INFORMATION SHOWN ::
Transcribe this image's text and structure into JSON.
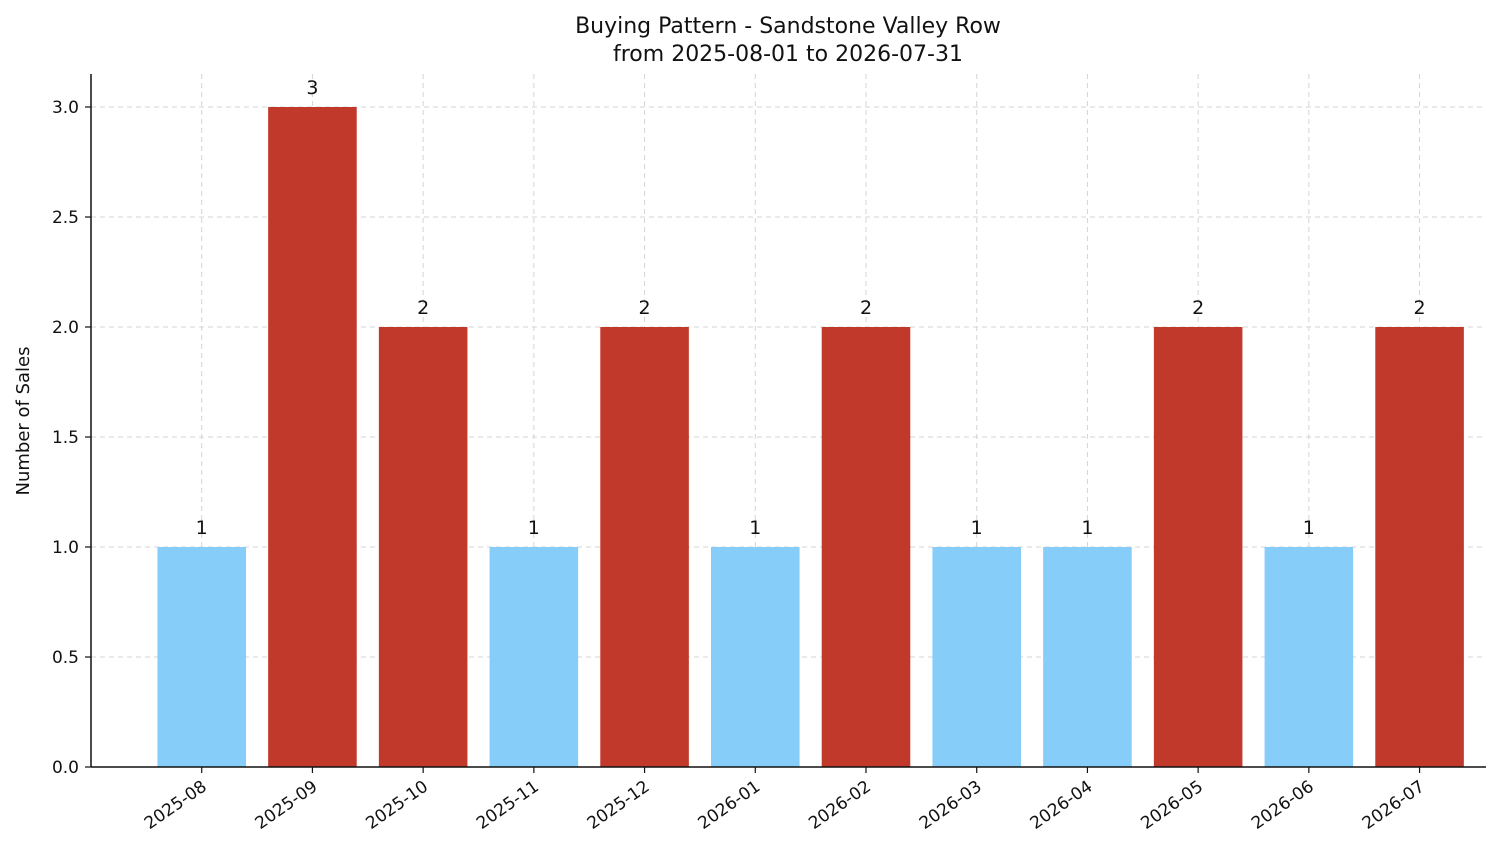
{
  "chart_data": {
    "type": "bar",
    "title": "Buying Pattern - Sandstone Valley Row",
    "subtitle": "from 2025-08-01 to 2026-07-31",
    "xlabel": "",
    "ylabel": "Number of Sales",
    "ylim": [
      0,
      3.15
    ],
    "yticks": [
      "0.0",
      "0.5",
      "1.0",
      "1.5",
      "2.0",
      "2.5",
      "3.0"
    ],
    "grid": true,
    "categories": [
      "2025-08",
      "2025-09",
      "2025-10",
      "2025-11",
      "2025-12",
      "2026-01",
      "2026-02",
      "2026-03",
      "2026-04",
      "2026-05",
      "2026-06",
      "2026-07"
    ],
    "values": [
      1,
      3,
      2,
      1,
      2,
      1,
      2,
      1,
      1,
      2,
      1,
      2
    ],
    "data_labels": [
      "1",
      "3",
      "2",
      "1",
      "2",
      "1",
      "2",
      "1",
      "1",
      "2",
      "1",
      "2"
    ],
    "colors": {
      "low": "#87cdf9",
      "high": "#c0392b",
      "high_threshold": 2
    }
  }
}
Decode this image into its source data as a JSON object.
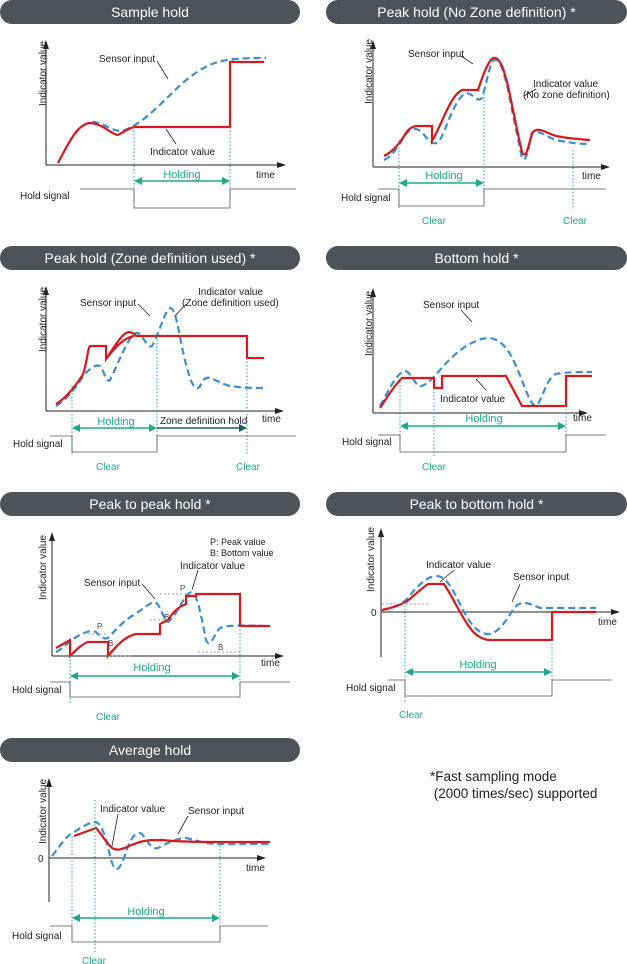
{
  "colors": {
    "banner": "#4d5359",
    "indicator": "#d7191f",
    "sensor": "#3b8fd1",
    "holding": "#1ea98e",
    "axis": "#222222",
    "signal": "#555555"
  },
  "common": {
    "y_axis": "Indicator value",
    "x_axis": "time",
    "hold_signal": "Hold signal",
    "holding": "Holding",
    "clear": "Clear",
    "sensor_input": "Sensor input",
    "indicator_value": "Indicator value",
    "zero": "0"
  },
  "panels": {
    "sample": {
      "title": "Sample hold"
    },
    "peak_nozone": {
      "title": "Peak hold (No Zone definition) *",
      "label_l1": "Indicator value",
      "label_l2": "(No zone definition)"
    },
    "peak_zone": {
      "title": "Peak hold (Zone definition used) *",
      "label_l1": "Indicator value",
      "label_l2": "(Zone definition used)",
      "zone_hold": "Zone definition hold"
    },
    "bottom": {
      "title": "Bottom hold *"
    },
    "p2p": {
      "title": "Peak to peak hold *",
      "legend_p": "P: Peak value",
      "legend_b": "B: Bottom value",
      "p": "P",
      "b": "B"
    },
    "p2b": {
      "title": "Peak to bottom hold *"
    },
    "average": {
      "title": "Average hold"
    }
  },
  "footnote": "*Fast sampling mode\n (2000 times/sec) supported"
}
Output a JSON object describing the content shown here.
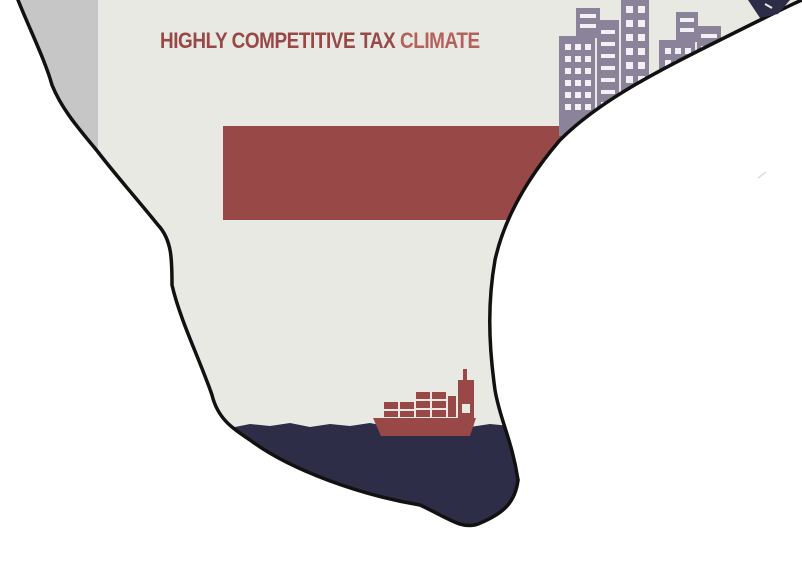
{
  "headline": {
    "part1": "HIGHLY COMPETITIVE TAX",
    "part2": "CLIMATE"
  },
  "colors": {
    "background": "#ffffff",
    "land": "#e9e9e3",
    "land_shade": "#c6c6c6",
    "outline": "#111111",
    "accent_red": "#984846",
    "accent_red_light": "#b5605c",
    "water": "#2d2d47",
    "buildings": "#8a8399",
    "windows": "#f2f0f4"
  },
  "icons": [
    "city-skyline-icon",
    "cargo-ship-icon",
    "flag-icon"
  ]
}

YOUR OBJECTIVE ::
Exclude the pictures and transcribe all of the entries exactly.

EXERCISE RESULT ::
Transcribe this image's text and structure into JSON.
{
  "chart_data": {
    "type": "bar",
    "title": "Buying Pattern - Sandstone Valley Row",
    "subtitle": "from 2025-08-01 to 2026-07-31",
    "xlabel": "",
    "ylabel": "Number of Sales",
    "ylim": [
      0,
      3.15
    ],
    "yticks": [
      "0.0",
      "0.5",
      "1.0",
      "1.5",
      "2.0",
      "2.5",
      "3.0"
    ],
    "grid": true,
    "categories": [
      "2025-08",
      "2025-09",
      "2025-10",
      "2025-11",
      "2025-12",
      "2026-01",
      "2026-02",
      "2026-03",
      "2026-04",
      "2026-05",
      "2026-06",
      "2026-07"
    ],
    "values": [
      1,
      3,
      2,
      1,
      2,
      1,
      2,
      1,
      1,
      2,
      1,
      2
    ],
    "data_labels": [
      "1",
      "3",
      "2",
      "1",
      "2",
      "1",
      "2",
      "1",
      "1",
      "2",
      "1",
      "2"
    ],
    "colors": {
      "low": "#87cdf9",
      "high": "#c0392b",
      "high_threshold": 2
    }
  }
}
Decode this image into its source data as a JSON object.
{
  "colors": {
    "banner": "#4d5359",
    "indicator": "#d7191f",
    "sensor": "#3b8fd1",
    "holding": "#1ea98e",
    "axis": "#222222",
    "signal": "#555555"
  },
  "common": {
    "y_axis": "Indicator value",
    "x_axis": "time",
    "hold_signal": "Hold signal",
    "holding": "Holding",
    "clear": "Clear",
    "sensor_input": "Sensor input",
    "indicator_value": "Indicator value",
    "zero": "0"
  },
  "panels": {
    "sample": {
      "title": "Sample hold"
    },
    "peak_nozone": {
      "title": "Peak hold (No Zone definition) *",
      "label_l1": "Indicator value",
      "label_l2": "(No zone definition)"
    },
    "peak_zone": {
      "title": "Peak hold (Zone definition used) *",
      "label_l1": "Indicator value",
      "label_l2": "(Zone definition used)",
      "zone_hold": "Zone definition hold"
    },
    "bottom": {
      "title": "Bottom hold *"
    },
    "p2p": {
      "title": "Peak to peak hold *",
      "legend_p": "P: Peak value",
      "legend_b": "B: Bottom value",
      "p": "P",
      "b": "B"
    },
    "p2b": {
      "title": "Peak to bottom hold *"
    },
    "average": {
      "title": "Average hold"
    }
  },
  "footnote": "*Fast sampling mode\n (2000 times/sec) supported"
}
Output a JSON object describing the content shown here.
{
  "headline": {
    "part1": "HIGHLY COMPETITIVE TAX",
    "part2": "CLIMATE"
  },
  "colors": {
    "background": "#ffffff",
    "land": "#e9e9e3",
    "land_shade": "#c6c6c6",
    "outline": "#111111",
    "accent_red": "#984846",
    "accent_red_light": "#b5605c",
    "water": "#2d2d47",
    "buildings": "#8a8399",
    "windows": "#f2f0f4"
  },
  "icons": [
    "city-skyline-icon",
    "cargo-ship-icon",
    "flag-icon"
  ]
}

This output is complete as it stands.